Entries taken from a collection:
::::

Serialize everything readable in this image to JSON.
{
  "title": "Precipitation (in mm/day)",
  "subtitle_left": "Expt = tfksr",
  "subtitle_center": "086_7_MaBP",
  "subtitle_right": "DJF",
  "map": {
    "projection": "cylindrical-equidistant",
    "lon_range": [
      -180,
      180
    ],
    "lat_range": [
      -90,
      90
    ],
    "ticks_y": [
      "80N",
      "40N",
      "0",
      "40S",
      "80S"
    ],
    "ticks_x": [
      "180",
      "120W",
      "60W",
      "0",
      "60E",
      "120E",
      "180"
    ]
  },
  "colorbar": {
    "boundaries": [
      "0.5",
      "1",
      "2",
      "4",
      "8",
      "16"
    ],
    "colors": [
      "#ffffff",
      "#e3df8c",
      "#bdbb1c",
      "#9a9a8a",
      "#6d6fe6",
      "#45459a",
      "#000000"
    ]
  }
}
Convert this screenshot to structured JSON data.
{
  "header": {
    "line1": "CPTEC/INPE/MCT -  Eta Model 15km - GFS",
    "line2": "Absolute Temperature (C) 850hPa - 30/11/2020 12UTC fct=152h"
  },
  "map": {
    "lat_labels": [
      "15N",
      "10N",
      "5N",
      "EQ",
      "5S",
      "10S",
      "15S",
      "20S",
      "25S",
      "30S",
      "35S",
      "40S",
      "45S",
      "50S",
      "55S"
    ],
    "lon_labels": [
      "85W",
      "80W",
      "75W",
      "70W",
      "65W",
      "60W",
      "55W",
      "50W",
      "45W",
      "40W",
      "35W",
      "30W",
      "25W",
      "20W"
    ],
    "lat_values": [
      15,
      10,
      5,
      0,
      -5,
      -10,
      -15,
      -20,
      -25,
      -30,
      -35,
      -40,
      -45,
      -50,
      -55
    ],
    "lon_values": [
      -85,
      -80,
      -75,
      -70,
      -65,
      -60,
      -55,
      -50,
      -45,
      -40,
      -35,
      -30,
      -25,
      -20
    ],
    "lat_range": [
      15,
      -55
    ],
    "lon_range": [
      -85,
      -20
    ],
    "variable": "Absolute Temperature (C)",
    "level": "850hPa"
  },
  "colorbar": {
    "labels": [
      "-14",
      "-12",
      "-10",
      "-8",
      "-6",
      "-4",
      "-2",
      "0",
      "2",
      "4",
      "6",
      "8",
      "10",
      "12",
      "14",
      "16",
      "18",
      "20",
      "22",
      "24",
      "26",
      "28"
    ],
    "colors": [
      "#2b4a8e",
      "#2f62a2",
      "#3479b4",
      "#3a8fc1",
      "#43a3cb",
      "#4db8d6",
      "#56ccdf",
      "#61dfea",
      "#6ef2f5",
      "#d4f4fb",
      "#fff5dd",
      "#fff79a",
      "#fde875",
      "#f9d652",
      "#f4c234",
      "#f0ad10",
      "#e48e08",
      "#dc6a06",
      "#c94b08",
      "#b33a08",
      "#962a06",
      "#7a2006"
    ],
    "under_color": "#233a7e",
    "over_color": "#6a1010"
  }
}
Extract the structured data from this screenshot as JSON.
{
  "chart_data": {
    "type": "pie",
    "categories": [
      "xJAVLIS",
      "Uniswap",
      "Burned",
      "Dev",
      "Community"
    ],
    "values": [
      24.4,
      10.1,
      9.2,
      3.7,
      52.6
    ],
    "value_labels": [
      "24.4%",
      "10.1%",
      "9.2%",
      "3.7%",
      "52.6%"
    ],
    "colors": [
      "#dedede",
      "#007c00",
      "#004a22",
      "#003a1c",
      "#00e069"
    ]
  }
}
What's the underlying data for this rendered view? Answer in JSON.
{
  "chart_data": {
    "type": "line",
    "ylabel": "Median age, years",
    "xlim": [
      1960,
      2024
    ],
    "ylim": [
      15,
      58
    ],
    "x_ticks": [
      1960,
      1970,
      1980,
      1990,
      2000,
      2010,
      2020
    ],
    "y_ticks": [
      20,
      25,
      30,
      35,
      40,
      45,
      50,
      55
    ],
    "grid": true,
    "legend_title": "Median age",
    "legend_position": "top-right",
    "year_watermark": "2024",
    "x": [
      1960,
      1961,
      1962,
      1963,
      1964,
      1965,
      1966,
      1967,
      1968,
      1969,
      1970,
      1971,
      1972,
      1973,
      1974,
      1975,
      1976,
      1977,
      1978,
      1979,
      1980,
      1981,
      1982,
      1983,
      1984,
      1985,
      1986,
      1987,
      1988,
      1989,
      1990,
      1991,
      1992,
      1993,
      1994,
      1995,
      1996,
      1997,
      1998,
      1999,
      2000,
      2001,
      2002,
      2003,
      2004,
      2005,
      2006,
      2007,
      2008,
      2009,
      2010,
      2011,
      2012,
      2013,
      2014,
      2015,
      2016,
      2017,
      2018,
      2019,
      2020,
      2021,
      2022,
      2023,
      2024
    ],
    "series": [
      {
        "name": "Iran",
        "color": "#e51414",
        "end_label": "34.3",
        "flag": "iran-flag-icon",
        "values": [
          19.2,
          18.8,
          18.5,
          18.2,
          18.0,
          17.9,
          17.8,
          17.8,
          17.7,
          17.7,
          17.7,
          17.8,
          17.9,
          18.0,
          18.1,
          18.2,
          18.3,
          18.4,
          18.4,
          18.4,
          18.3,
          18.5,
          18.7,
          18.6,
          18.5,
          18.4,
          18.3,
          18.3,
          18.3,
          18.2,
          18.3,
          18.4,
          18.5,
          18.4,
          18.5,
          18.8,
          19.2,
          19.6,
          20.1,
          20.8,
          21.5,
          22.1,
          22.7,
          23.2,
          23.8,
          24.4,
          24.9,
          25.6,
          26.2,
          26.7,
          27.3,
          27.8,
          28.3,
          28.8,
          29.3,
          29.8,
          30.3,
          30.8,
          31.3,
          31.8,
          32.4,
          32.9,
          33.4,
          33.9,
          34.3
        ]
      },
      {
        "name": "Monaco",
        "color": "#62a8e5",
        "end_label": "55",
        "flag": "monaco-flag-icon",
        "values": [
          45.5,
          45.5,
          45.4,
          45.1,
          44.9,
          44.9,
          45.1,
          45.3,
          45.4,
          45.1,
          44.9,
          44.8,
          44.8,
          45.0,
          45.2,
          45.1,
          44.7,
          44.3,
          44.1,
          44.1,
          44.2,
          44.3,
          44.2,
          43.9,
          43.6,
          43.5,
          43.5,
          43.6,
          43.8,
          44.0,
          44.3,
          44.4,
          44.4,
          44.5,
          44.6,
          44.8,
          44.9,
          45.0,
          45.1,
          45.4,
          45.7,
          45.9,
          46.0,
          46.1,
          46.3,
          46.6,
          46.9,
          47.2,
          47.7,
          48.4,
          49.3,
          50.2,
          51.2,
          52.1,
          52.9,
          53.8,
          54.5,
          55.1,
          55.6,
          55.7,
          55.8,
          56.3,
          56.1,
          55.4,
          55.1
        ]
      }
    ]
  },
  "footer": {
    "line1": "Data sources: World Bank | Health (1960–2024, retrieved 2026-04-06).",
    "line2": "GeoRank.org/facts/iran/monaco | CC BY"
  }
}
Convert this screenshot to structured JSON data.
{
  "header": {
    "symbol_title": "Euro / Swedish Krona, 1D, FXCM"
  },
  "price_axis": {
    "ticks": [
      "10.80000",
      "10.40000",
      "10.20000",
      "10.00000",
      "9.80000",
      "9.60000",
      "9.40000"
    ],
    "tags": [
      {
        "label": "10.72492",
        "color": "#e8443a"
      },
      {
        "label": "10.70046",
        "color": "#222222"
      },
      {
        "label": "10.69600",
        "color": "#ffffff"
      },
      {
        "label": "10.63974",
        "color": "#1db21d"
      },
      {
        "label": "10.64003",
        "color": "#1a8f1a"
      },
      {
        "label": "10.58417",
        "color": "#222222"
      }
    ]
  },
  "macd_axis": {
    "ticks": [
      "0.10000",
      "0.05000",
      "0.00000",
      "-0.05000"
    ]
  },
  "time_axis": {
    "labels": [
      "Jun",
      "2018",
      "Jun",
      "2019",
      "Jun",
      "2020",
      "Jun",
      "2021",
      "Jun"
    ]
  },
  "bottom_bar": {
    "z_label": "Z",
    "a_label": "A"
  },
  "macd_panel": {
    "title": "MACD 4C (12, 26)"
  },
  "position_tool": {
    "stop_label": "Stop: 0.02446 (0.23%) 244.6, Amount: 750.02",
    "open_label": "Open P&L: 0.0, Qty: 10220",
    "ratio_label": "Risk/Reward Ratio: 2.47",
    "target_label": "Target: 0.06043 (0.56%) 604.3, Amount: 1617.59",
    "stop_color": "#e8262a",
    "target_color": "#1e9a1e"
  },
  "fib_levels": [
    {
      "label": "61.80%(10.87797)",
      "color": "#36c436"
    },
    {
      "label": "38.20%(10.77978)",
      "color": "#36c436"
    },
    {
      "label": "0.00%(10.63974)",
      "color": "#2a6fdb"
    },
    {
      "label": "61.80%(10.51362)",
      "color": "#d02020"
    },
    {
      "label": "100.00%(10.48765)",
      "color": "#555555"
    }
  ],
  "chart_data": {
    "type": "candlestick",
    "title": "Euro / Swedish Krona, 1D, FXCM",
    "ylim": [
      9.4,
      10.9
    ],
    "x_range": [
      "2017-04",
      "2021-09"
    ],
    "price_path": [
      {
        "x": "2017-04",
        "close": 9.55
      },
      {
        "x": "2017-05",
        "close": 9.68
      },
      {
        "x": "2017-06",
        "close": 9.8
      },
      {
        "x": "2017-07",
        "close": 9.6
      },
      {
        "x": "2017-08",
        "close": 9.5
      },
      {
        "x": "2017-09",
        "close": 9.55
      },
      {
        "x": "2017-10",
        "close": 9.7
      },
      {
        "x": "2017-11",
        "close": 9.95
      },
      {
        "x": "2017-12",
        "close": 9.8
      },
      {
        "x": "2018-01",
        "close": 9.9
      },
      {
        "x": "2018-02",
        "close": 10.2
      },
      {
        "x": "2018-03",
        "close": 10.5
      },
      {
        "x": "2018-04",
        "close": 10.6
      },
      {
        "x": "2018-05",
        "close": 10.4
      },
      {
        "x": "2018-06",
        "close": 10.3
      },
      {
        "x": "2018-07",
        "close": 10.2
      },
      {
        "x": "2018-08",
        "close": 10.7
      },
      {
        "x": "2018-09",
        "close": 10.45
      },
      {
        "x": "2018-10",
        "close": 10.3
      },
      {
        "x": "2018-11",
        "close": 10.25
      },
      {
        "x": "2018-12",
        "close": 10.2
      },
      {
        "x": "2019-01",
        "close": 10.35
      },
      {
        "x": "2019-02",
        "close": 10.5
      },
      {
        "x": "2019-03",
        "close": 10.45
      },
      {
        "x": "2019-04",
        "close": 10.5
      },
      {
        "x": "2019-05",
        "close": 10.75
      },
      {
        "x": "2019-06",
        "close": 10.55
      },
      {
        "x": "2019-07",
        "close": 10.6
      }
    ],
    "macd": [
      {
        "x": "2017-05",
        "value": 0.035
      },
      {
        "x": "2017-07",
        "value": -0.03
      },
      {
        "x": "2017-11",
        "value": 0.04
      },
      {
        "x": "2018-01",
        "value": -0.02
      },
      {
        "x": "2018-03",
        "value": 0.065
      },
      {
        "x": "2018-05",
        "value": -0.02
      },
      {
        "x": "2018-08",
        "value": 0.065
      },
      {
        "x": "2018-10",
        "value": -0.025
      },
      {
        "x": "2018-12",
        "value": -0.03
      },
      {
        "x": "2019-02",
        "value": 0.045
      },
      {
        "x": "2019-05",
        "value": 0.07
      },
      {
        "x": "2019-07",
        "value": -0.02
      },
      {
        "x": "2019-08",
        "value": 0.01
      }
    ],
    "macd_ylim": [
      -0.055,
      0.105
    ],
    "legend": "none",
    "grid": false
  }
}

::::

Search the data for the string "Temperature". List each line that has it.

    "line2": "Absolute Temperature (C) 850hPa - 30/11/2020 12UTC fct=152h"
    "variable": "Absolute Temperature (C)",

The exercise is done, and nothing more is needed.